Data to process —

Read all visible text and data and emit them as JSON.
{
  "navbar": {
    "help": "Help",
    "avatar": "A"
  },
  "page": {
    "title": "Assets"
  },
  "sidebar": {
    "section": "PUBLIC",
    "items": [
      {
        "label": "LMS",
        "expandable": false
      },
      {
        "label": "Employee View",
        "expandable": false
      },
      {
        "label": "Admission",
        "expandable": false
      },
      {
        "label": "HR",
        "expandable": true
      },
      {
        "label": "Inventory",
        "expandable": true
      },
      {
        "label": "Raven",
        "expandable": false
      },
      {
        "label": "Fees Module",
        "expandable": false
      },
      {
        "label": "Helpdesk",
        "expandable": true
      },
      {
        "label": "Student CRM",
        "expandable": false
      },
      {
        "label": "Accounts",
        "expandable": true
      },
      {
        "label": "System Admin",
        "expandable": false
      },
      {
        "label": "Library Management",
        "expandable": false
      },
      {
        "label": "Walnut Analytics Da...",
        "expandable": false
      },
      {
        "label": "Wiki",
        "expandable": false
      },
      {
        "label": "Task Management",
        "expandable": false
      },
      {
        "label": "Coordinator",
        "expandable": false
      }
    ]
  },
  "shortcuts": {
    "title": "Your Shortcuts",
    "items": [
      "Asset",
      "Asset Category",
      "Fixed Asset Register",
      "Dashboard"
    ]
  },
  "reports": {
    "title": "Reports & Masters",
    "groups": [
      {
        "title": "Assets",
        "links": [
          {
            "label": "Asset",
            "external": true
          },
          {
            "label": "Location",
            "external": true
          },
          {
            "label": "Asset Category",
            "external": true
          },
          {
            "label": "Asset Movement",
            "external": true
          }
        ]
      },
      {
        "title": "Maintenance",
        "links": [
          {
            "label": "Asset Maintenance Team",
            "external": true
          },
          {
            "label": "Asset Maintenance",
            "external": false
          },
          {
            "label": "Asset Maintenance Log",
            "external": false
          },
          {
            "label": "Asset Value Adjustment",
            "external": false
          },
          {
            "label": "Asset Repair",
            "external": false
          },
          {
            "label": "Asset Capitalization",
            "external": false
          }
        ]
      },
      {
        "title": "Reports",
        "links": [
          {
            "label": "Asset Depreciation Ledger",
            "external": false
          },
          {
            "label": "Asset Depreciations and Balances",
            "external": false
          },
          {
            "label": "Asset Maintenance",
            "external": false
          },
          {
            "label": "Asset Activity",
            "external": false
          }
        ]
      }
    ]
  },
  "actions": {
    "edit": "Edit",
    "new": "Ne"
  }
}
---
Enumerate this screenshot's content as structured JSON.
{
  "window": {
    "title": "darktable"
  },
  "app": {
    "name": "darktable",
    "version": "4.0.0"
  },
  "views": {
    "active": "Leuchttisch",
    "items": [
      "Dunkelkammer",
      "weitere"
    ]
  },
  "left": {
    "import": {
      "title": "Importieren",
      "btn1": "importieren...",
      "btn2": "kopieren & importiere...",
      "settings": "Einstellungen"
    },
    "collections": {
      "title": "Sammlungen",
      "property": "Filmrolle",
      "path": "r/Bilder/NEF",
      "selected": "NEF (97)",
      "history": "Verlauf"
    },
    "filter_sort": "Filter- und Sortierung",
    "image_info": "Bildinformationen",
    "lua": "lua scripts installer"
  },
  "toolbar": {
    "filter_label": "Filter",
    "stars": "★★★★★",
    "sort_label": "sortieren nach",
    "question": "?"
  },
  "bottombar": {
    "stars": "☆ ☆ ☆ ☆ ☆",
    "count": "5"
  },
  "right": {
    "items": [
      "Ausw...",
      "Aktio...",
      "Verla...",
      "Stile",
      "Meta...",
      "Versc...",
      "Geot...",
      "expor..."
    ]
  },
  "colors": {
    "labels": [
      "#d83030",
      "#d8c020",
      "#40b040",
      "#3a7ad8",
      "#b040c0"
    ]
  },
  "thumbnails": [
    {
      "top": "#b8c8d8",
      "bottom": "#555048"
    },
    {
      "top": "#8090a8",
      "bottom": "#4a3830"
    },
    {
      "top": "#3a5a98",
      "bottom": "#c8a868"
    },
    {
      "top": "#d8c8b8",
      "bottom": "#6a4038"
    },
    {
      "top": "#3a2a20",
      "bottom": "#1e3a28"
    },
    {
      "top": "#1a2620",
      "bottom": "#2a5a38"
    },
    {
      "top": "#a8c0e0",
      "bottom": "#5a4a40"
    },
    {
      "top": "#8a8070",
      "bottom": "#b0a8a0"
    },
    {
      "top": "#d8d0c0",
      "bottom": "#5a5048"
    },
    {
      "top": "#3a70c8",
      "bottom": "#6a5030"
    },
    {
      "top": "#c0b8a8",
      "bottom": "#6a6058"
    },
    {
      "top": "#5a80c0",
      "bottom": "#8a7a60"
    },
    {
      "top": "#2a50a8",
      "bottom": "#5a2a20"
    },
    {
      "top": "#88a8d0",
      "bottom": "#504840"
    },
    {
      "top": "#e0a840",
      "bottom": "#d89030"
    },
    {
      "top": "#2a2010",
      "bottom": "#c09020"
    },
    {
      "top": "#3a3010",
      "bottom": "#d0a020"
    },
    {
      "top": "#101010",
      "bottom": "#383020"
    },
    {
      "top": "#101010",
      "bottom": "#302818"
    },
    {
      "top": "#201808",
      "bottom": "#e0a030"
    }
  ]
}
* * *
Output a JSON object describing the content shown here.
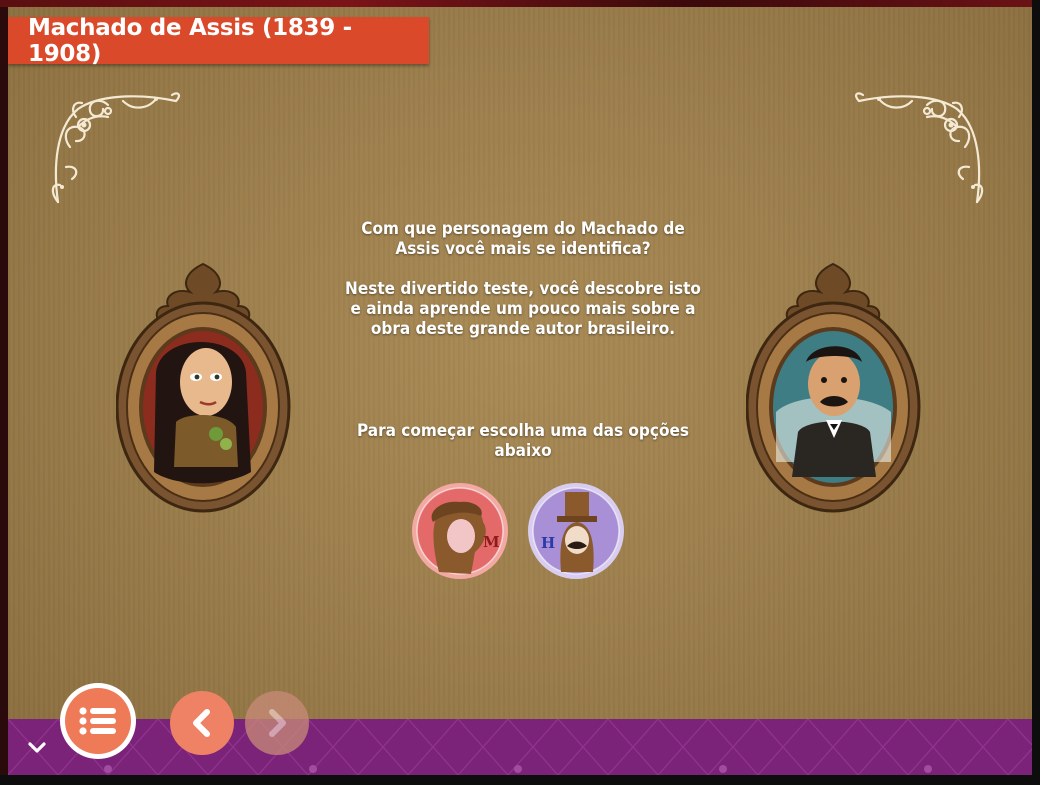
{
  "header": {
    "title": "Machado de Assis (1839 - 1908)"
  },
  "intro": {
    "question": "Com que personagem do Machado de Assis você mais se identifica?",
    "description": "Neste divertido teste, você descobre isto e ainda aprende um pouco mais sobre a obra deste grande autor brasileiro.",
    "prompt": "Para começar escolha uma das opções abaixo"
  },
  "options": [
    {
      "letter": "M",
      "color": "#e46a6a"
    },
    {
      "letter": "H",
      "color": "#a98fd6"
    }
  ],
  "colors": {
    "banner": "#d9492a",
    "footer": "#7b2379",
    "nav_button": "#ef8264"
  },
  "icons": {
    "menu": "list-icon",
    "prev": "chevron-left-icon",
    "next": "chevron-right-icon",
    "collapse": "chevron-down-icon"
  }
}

Exercise brief — Search the records for the word "mais", then list every line that has it.

The output —
    "question": "Com que personagem do Machado de Assis você mais se identifica?",
    "description": "Neste divertido teste, você descobre isto e ainda aprende um pouco mais sobre a obra deste grande autor brasileiro.",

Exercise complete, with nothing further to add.